▸ GOAL OF THE EXERCISE
Locate the word "IGクライアントセンチメント" in the entries below, then gather every line that holds it.

▸ RECORDED INFORMATION
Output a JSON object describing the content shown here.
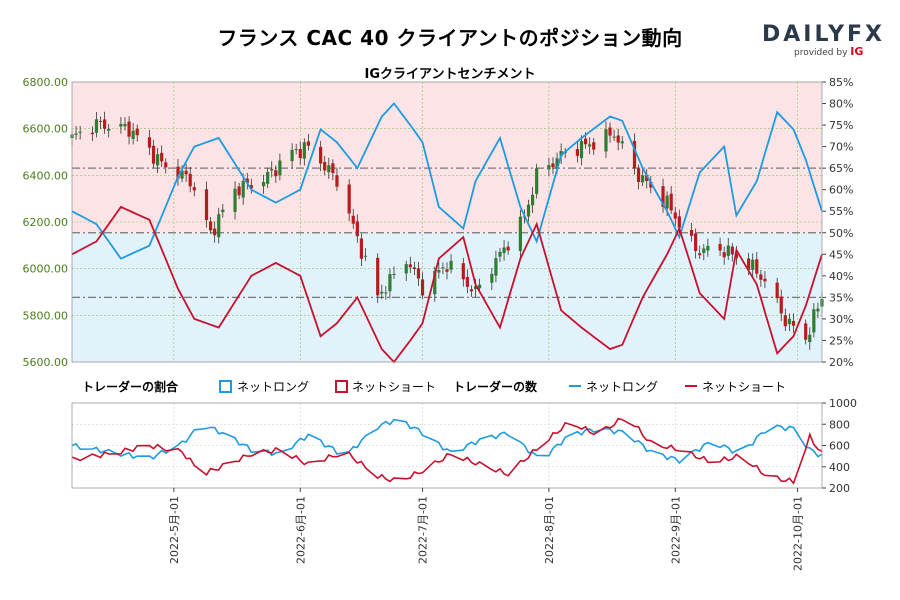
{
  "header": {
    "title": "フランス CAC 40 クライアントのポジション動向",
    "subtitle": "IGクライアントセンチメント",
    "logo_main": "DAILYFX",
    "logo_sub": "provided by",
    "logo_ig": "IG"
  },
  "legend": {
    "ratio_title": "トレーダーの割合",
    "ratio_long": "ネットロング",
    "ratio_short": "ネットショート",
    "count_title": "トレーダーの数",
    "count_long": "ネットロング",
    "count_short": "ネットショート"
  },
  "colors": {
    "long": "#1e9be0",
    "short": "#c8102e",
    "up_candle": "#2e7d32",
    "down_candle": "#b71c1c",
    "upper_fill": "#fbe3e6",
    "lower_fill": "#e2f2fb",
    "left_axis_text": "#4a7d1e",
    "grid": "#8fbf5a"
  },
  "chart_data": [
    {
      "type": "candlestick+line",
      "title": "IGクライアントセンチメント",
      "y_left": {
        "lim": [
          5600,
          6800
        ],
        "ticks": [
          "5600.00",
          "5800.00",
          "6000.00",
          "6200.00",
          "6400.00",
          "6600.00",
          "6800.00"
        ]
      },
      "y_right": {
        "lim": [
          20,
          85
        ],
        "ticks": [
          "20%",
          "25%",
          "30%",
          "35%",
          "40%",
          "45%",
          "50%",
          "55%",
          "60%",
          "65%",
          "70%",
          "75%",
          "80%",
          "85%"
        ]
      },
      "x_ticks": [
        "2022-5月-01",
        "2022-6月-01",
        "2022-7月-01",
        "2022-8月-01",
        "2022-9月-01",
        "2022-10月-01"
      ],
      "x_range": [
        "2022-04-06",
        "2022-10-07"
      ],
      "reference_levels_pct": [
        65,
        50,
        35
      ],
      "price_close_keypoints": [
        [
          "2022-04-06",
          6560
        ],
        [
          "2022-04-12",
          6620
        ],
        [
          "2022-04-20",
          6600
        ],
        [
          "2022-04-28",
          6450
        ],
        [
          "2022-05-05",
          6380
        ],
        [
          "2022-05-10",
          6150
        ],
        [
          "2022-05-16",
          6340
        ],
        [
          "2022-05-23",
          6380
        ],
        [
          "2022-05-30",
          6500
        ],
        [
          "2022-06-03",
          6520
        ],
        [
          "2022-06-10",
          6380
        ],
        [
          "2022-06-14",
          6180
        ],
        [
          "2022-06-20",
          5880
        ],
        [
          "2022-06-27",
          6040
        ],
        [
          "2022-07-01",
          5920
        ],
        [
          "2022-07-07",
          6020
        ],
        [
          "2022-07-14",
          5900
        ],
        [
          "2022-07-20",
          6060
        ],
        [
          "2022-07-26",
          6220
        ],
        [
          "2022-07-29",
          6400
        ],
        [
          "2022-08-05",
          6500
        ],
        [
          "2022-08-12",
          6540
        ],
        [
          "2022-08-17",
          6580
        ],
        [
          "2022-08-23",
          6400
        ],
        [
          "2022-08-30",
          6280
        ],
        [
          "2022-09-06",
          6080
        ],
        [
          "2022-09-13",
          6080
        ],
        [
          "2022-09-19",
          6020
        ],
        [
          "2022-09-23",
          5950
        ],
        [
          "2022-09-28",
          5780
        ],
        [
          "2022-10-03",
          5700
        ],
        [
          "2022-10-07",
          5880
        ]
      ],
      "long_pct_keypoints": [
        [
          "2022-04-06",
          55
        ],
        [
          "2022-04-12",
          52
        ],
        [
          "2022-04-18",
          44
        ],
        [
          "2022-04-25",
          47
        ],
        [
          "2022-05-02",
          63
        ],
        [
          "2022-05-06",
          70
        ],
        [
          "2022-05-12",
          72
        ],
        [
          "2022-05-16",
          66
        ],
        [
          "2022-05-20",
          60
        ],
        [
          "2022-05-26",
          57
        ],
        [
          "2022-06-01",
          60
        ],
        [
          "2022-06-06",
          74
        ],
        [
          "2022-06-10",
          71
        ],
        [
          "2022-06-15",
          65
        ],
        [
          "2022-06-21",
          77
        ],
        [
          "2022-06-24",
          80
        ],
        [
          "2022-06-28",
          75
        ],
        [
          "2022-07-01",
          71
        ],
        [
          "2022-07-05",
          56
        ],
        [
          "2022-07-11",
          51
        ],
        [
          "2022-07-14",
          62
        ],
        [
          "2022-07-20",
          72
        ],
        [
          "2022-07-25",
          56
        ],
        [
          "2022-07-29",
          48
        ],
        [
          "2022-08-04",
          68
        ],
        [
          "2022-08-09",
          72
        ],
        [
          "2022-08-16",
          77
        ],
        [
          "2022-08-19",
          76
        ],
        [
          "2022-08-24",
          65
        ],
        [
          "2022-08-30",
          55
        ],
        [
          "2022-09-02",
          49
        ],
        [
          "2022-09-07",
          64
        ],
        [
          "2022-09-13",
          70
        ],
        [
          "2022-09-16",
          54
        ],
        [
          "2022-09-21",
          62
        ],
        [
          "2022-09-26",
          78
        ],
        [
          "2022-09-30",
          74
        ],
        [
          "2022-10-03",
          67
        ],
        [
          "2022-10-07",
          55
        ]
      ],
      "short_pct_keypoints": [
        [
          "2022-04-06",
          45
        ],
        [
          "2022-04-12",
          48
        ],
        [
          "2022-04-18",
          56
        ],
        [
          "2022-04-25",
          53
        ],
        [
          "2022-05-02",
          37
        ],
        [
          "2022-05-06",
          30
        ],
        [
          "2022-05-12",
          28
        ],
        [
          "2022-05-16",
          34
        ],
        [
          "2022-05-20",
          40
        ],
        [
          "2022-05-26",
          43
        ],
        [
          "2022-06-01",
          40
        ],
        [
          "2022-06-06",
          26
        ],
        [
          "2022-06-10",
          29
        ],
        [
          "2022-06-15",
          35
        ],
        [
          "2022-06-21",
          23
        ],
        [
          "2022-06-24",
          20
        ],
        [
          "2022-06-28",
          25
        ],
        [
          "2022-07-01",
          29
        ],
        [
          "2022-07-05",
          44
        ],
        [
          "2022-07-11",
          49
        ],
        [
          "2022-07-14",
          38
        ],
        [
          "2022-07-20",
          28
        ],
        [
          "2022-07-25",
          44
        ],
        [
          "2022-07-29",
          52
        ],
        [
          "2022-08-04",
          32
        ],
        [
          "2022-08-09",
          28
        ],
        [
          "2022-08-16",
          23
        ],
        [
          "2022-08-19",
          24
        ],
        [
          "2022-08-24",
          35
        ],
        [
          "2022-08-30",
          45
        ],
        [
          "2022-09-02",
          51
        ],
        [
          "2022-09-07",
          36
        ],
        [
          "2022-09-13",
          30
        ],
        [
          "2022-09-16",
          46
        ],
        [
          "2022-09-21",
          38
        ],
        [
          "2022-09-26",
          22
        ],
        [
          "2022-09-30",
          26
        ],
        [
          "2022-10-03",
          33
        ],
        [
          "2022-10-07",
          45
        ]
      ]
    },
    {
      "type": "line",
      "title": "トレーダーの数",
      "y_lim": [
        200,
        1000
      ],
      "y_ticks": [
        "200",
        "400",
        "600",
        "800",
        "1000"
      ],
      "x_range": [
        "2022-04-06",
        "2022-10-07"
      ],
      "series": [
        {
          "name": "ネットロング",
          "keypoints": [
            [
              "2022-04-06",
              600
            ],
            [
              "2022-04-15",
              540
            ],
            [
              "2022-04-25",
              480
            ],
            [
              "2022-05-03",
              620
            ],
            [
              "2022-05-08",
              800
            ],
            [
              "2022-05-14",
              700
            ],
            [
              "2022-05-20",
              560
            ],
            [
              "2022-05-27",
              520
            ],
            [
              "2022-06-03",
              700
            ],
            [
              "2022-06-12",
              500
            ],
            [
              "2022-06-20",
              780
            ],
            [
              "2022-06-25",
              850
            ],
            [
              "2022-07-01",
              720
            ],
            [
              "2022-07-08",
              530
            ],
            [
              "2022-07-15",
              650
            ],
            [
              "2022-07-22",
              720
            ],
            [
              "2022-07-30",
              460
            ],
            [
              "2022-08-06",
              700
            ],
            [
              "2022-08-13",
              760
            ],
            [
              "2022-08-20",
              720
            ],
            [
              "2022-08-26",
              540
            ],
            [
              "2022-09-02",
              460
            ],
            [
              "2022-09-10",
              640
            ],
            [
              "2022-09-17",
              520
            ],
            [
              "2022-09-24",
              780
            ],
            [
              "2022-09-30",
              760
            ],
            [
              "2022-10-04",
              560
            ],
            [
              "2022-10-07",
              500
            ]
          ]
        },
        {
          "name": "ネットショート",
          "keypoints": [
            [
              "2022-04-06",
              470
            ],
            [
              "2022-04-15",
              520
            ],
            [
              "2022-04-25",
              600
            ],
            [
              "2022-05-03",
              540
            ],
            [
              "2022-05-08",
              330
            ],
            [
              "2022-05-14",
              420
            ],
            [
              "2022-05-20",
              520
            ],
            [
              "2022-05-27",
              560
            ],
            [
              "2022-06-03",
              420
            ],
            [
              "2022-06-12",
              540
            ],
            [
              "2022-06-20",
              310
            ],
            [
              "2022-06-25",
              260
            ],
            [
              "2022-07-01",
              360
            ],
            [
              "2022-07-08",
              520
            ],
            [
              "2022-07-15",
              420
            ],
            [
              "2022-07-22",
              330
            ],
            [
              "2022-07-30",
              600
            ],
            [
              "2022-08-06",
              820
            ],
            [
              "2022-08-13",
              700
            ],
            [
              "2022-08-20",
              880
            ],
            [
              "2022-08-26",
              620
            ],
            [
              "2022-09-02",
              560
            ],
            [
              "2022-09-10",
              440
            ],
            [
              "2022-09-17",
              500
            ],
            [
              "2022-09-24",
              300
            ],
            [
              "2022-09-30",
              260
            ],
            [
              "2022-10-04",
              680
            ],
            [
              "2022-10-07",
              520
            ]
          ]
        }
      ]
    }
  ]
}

▸ ANSWER
    "subtitle": "IGクライアントセンチメント",
      "title": "IGクライアントセンチメント",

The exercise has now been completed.